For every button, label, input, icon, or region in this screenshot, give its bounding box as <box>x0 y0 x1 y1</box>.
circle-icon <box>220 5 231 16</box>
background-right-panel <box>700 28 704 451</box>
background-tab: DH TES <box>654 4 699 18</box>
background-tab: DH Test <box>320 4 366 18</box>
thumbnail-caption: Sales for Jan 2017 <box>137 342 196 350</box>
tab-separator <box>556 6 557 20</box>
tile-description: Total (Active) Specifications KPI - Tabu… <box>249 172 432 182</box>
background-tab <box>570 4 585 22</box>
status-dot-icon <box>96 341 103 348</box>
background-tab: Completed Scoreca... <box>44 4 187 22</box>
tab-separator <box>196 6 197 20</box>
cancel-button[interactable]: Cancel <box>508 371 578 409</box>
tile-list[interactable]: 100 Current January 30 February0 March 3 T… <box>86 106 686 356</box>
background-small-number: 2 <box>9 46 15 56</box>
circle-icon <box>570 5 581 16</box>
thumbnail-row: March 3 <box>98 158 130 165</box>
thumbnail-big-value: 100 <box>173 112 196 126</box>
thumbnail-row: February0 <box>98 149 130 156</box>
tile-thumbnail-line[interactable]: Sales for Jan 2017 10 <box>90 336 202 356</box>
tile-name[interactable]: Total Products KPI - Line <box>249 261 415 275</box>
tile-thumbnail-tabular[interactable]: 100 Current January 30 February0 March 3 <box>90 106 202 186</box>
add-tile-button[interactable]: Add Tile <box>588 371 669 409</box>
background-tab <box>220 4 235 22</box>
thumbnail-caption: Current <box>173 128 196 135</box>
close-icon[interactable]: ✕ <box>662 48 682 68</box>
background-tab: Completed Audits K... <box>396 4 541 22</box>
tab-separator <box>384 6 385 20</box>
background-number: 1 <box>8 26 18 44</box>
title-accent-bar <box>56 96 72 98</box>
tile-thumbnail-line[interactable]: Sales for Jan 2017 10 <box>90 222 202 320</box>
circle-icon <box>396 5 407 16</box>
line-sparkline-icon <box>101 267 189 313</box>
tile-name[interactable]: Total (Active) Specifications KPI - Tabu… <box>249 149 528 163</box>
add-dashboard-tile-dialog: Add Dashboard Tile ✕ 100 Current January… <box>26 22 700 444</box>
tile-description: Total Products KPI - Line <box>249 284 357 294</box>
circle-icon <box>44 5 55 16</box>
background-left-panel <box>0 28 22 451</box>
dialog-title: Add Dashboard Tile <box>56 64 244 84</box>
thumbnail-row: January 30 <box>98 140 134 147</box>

> [What the exercise asks]: Please count the lines that contain the string "Products", matching case exactly, and give only the number.

> [Response to the exercise]: 2